DATA IN THIS EXERCISE:

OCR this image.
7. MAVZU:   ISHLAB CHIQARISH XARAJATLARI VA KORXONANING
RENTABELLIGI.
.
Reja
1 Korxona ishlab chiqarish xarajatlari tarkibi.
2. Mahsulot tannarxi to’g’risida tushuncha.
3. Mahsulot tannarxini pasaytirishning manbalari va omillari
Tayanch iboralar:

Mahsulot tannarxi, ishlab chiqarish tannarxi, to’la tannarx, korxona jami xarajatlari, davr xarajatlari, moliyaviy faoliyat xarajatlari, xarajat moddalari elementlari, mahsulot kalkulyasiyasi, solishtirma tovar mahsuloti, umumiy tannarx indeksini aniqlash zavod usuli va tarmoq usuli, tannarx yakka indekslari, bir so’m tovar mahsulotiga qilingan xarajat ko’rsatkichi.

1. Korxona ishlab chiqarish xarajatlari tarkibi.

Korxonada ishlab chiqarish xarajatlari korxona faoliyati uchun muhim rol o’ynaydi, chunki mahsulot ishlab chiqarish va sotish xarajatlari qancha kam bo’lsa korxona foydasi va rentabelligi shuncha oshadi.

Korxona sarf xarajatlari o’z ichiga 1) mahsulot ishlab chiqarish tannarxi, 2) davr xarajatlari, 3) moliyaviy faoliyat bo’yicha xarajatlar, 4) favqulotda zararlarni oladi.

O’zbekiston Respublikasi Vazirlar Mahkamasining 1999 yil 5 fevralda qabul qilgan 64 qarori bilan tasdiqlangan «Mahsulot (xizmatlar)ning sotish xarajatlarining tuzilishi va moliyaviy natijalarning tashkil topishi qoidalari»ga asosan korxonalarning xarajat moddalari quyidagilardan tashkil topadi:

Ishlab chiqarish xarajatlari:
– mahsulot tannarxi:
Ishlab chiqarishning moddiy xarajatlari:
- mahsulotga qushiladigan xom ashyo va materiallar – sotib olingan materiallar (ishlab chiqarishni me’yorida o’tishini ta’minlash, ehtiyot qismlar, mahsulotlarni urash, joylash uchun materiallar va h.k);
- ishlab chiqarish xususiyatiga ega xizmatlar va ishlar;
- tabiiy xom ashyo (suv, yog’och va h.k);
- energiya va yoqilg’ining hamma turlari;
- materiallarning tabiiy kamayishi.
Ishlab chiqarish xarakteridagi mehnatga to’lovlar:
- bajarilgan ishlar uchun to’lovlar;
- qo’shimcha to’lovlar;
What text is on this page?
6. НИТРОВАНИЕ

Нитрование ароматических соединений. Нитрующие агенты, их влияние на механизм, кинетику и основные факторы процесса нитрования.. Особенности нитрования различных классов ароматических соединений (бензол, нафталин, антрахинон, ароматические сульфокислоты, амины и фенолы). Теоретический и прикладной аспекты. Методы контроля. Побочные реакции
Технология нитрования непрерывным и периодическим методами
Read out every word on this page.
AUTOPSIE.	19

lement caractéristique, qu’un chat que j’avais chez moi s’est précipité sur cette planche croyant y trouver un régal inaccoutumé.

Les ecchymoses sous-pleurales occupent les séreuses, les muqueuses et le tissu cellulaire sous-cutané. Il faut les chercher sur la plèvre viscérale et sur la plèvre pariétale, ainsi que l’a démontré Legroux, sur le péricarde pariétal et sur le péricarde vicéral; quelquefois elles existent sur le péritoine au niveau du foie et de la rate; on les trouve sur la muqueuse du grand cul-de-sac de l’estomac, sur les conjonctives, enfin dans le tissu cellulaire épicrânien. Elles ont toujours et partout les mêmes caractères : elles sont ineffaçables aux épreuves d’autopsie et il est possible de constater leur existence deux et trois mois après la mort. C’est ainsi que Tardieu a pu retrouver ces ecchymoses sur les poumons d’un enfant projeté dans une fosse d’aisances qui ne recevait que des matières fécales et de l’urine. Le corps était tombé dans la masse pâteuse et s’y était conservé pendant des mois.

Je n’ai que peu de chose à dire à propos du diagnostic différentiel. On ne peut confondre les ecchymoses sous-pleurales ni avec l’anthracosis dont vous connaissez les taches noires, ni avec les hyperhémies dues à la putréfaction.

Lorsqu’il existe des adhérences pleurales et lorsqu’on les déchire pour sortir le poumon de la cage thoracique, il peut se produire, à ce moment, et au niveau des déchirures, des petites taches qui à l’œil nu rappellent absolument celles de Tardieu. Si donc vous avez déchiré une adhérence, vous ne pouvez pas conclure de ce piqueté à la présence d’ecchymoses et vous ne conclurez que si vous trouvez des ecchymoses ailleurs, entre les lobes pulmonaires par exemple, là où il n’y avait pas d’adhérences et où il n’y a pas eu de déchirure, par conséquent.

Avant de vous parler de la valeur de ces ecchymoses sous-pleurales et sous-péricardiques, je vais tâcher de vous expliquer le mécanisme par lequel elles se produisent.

WHAT YOU SHOULD DO: All of the entries above need to be reproduced exactly.

WRITTEN SOLUTION:
OCR this image.
7. MAVZU:   ISHLAB CHIQARISH XARAJATLARI VA KORXONANING
RENTABELLIGI.
.
Reja
1 Korxona ishlab chiqarish xarajatlari tarkibi.
2. Mahsulot tannarxi to’g’risida tushuncha.
3. Mahsulot tannarxini pasaytirishning manbalari va omillari
Tayanch iboralar:

Mahsulot tannarxi, ishlab chiqarish tannarxi, to’la tannarx, korxona jami xarajatlari, davr xarajatlari, moliyaviy faoliyat xarajatlari, xarajat moddalari elementlari, mahsulot kalkulyasiyasi, solishtirma tovar mahsuloti, umumiy tannarx indeksini aniqlash zavod usuli va tarmoq usuli, tannarx yakka indekslari, bir so’m tovar mahsulotiga qilingan xarajat ko’rsatkichi.

1. Korxona ishlab chiqarish xarajatlari tarkibi.

Korxonada ishlab chiqarish xarajatlari korxona faoliyati uchun muhim rol o’ynaydi, chunki mahsulot ishlab chiqarish va sotish xarajatlari qancha kam bo’lsa korxona foydasi va rentabelligi shuncha oshadi.

Korxona sarf xarajatlari o’z ichiga 1) mahsulot ishlab chiqarish tannarxi, 2) davr xarajatlari, 3) moliyaviy faoliyat bo’yicha xarajatlar, 4) favqulotda zararlarni oladi.

O’zbekiston Respublikasi Vazirlar Mahkamasining 1999 yil 5 fevralda qabul qilgan 64 qarori bilan tasdiqlangan «Mahsulot (xizmatlar)ning sotish xarajatlarining tuzilishi va moliyaviy natijalarning tashkil topishi qoidalari»ga asosan korxonalarning xarajat moddalari quyidagilardan tashkil topadi:

Ishlab chiqarish xarajatlari:
– mahsulot tannarxi:
Ishlab chiqarishning moddiy xarajatlari:
- mahsulotga qushiladigan xom ashyo va materiallar – sotib olingan materiallar (ishlab chiqarishni me’yorida o’tishini ta’minlash, ehtiyot qismlar, mahsulotlarni urash, joylash uchun materiallar va h.k);
- ishlab chiqarish xususiyatiga ega xizmatlar va ishlar;
- tabiiy xom ashyo (suv, yog’och va h.k);
- energiya va yoqilg’ining hamma turlari;
- materiallarning tabiiy kamayishi.
Ishlab chiqarish xarakteridagi mehnatga to’lovlar:
- bajarilgan ishlar uchun to’lovlar;
- qo’shimcha to’lovlar;
What text is on this page?
6. НИТРОВАНИЕ

Нитрование ароматических соединений. Нитрующие агенты, их влияние на механизм, кинетику и основные факторы процесса нитрования.. Особенности нитрования различных классов ароматических соединений (бензол, нафталин, антрахинон, ароматические сульфокислоты, амины и фенолы). Теоретический и прикладной аспекты. Методы контроля. Побочные реакции
Технология нитрования непрерывным и периодическим методами
Read out every word on this page.
AUTOPSIE.	19

lement caractéristique, qu’un chat que j’avais chez moi s’est précipité sur cette planche croyant y trouver un régal inaccoutumé.

Les ecchymoses sous-pleurales occupent les séreuses, les muqueuses et le tissu cellulaire sous-cutané. Il faut les chercher sur la plèvre viscérale et sur la plèvre pariétale, ainsi que l’a démontré Legroux, sur le péricarde pariétal et sur le péricarde vicéral; quelquefois elles existent sur le péritoine au niveau du foie et de la rate; on les trouve sur la muqueuse du grand cul-de-sac de l’estomac, sur les conjonctives, enfin dans le tissu cellulaire épicrânien. Elles ont toujours et partout les mêmes caractères : elles sont ineffaçables aux épreuves d’autopsie et il est possible de constater leur existence deux et trois mois après la mort. C’est ainsi que Tardieu a pu retrouver ces ecchymoses sur les poumons d’un enfant projeté dans une fosse d’aisances qui ne recevait que des matières fécales et de l’urine. Le corps était tombé dans la masse pâteuse et s’y était conservé pendant des mois.

Je n’ai que peu de chose à dire à propos du diagnostic différentiel. On ne peut confondre les ecchymoses sous-pleurales ni avec l’anthracosis dont vous connaissez les taches noires, ni avec les hyperhémies dues à la putréfaction.

Lorsqu’il existe des adhérences pleurales et lorsqu’on les déchire pour sortir le poumon de la cage thoracique, il peut se produire, à ce moment, et au niveau des déchirures, des petites taches qui à l’œil nu rappellent absolument celles de Tardieu. Si donc vous avez déchiré une adhérence, vous ne pouvez pas conclure de ce piqueté à la présence d’ecchymoses et vous ne conclurez que si vous trouvez des ecchymoses ailleurs, entre les lobes pulmonaires par exemple, là où il n’y avait pas d’adhérences et où il n’y a pas eu de déchirure, par conséquent.

Avant de vous parler de la valeur de ces ecchymoses sous-pleurales et sous-péricardiques, je vais tâcher de vous expliquer le mécanisme par lequel elles se produisent.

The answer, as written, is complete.